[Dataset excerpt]
>>>>
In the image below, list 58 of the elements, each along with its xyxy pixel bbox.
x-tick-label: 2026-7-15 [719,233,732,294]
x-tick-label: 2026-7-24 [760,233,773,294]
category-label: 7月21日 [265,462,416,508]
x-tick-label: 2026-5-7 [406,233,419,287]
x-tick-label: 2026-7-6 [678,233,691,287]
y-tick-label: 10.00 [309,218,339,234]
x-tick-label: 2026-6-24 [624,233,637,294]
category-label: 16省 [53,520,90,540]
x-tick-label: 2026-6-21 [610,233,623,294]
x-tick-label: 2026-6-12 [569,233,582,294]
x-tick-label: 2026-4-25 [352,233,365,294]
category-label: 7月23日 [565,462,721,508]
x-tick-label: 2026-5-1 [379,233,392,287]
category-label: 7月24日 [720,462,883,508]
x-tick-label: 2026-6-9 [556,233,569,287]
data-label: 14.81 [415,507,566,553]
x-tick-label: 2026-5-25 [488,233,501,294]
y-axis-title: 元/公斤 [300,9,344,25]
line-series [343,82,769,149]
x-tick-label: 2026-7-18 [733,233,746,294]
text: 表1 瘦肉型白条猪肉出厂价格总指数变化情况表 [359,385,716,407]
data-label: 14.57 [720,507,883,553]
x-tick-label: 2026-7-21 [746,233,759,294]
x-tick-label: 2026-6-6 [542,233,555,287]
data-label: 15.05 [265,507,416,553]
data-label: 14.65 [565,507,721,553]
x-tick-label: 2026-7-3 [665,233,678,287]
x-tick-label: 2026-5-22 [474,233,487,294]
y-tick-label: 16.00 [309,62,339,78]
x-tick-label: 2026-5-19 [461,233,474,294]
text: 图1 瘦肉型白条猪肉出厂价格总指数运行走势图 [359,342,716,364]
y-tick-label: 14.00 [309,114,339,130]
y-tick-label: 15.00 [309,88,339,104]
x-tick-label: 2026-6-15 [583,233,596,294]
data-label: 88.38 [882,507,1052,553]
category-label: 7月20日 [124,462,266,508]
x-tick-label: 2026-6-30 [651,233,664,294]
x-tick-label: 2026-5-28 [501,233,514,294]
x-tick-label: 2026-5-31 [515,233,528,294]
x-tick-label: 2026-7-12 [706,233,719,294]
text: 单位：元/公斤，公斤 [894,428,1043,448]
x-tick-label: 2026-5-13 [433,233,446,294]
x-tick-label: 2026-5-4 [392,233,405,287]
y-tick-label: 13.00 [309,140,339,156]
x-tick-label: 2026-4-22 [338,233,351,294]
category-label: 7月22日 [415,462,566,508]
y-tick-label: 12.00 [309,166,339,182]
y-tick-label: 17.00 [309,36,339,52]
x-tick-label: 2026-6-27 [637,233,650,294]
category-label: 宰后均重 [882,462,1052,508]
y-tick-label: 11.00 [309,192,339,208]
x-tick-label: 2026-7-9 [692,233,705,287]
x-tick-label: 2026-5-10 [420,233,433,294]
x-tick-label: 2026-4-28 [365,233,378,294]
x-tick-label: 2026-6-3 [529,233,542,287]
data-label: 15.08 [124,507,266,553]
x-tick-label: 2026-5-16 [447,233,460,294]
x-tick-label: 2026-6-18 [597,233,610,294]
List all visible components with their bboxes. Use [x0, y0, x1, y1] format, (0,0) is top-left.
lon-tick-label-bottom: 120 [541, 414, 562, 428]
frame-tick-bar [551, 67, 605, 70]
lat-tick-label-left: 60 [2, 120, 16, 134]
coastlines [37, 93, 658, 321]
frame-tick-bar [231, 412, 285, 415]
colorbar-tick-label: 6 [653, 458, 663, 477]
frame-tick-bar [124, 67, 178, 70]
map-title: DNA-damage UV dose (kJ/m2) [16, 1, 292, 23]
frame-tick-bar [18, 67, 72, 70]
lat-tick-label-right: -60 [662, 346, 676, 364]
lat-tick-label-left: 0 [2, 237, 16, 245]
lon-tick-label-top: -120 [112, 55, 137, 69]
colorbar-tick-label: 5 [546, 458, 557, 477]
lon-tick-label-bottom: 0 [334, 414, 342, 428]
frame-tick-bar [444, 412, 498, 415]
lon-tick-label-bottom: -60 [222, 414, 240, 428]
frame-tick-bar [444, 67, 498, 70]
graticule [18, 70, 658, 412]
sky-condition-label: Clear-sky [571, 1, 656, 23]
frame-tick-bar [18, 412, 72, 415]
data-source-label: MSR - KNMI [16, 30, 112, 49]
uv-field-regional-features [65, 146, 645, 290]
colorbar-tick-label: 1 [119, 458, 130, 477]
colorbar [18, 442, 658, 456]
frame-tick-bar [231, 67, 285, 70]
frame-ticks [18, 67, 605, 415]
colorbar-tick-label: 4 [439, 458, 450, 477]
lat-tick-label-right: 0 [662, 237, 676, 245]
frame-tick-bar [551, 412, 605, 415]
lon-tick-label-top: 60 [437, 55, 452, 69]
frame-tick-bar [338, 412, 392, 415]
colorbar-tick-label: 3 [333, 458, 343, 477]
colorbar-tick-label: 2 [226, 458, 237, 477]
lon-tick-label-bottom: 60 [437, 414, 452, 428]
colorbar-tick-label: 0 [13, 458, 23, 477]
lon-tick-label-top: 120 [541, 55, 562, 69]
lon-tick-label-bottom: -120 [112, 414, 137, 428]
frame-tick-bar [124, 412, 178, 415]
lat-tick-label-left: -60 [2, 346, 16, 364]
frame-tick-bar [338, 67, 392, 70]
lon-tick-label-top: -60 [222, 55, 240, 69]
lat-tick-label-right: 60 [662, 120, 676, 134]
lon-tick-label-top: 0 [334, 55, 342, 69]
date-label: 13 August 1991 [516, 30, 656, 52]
<<<<
- _TASK INSTRUCTIONS_: Return all of the records above verbatim, reproducing every line without any change.

- _FINISHED TASK_:
In the image below, list 58 of the elements, each along with its xyxy pixel bbox.
x-tick-label: 2026-7-15 [719,233,732,294]
x-tick-label: 2026-7-24 [760,233,773,294]
category-label: 7月21日 [265,462,416,508]
x-tick-label: 2026-5-7 [406,233,419,287]
x-tick-label: 2026-7-6 [678,233,691,287]
y-tick-label: 10.00 [309,218,339,234]
x-tick-label: 2026-6-24 [624,233,637,294]
category-label: 16省 [53,520,90,540]
x-tick-label: 2026-6-21 [610,233,623,294]
x-tick-label: 2026-6-12 [569,233,582,294]
x-tick-label: 2026-4-25 [352,233,365,294]
category-label: 7月23日 [565,462,721,508]
x-tick-label: 2026-5-1 [379,233,392,287]
category-label: 7月24日 [720,462,883,508]
x-tick-label: 2026-6-9 [556,233,569,287]
data-label: 14.81 [415,507,566,553]
x-tick-label: 2026-5-25 [488,233,501,294]
y-axis-title: 元/公斤 [300,9,344,25]
line-series [343,82,769,149]
x-tick-label: 2026-7-18 [733,233,746,294]
text: 表1 瘦肉型白条猪肉出厂价格总指数变化情况表 [359,385,716,407]
data-label: 14.57 [720,507,883,553]
x-tick-label: 2026-7-21 [746,233,759,294]
x-tick-label: 2026-6-6 [542,233,555,287]
data-label: 15.05 [265,507,416,553]
data-label: 14.65 [565,507,721,553]
x-tick-label: 2026-7-3 [665,233,678,287]
x-tick-label: 2026-5-22 [474,233,487,294]
y-tick-label: 16.00 [309,62,339,78]
x-tick-label: 2026-5-19 [461,233,474,294]
text: 图1 瘦肉型白条猪肉出厂价格总指数运行走势图 [359,342,716,364]
y-tick-label: 14.00 [309,114,339,130]
y-tick-label: 15.00 [309,88,339,104]
x-tick-label: 2026-6-15 [583,233,596,294]
data-label: 88.38 [882,507,1052,553]
category-label: 7月20日 [124,462,266,508]
x-tick-label: 2026-6-30 [651,233,664,294]
x-tick-label: 2026-5-28 [501,233,514,294]
x-tick-label: 2026-5-31 [515,233,528,294]
x-tick-label: 2026-7-12 [706,233,719,294]
text: 单位：元/公斤，公斤 [894,428,1043,448]
x-tick-label: 2026-5-13 [433,233,446,294]
x-tick-label: 2026-5-4 [392,233,405,287]
y-tick-label: 13.00 [309,140,339,156]
x-tick-label: 2026-4-22 [338,233,351,294]
category-label: 7月22日 [415,462,566,508]
y-tick-label: 12.00 [309,166,339,182]
y-tick-label: 17.00 [309,36,339,52]
x-tick-label: 2026-6-27 [637,233,650,294]
category-label: 宰后均重 [882,462,1052,508]
y-tick-label: 11.00 [309,192,339,208]
x-tick-label: 2026-7-9 [692,233,705,287]
x-tick-label: 2026-5-10 [420,233,433,294]
x-tick-label: 2026-4-28 [365,233,378,294]
x-tick-label: 2026-6-3 [529,233,542,287]
data-label: 15.08 [124,507,266,553]
x-tick-label: 2026-5-16 [447,233,460,294]
x-tick-label: 2026-6-18 [597,233,610,294]
List all visible components with their bboxes. Use [x0, y0, x1, y1] format, (0,0) is top-left.
lon-tick-label-bottom: 120 [541, 414, 562, 428]
frame-tick-bar [551, 67, 605, 70]
lat-tick-label-left: 60 [2, 120, 16, 134]
coastlines [37, 93, 658, 321]
frame-tick-bar [231, 412, 285, 415]
colorbar-tick-label: 6 [653, 458, 663, 477]
frame-tick-bar [124, 67, 178, 70]
map-title: DNA-damage UV dose (kJ/m2) [16, 1, 292, 23]
frame-tick-bar [18, 67, 72, 70]
lat-tick-label-right: -60 [662, 346, 676, 364]
lat-tick-label-left: 0 [2, 237, 16, 245]
lon-tick-label-top: -120 [112, 55, 137, 69]
colorbar-tick-label: 5 [546, 458, 557, 477]
lon-tick-label-bottom: 0 [334, 414, 342, 428]
frame-tick-bar [444, 412, 498, 415]
lon-tick-label-bottom: -60 [222, 414, 240, 428]
frame-tick-bar [444, 67, 498, 70]
graticule [18, 70, 658, 412]
sky-condition-label: Clear-sky [571, 1, 656, 23]
frame-tick-bar [18, 412, 72, 415]
data-source-label: MSR - KNMI [16, 30, 112, 49]
uv-field-regional-features [65, 146, 645, 290]
colorbar-tick-label: 1 [119, 458, 130, 477]
colorbar [18, 442, 658, 456]
frame-tick-bar [231, 67, 285, 70]
frame-ticks [18, 67, 605, 415]
colorbar-tick-label: 4 [439, 458, 450, 477]
lat-tick-label-right: 0 [662, 237, 676, 245]
frame-tick-bar [551, 412, 605, 415]
lon-tick-label-top: 60 [437, 55, 452, 69]
frame-tick-bar [338, 412, 392, 415]
colorbar-tick-label: 3 [333, 458, 343, 477]
colorbar-tick-label: 2 [226, 458, 237, 477]
lon-tick-label-bottom: 60 [437, 414, 452, 428]
colorbar-tick-label: 0 [13, 458, 23, 477]
lon-tick-label-top: 120 [541, 55, 562, 69]
lon-tick-label-bottom: -120 [112, 414, 137, 428]
frame-tick-bar [124, 412, 178, 415]
lat-tick-label-left: -60 [2, 346, 16, 364]
frame-tick-bar [338, 67, 392, 70]
lon-tick-label-top: -60 [222, 55, 240, 69]
lat-tick-label-right: 60 [662, 120, 676, 134]
lon-tick-label-top: 0 [334, 55, 342, 69]
date-label: 13 August 1991 [516, 30, 656, 52]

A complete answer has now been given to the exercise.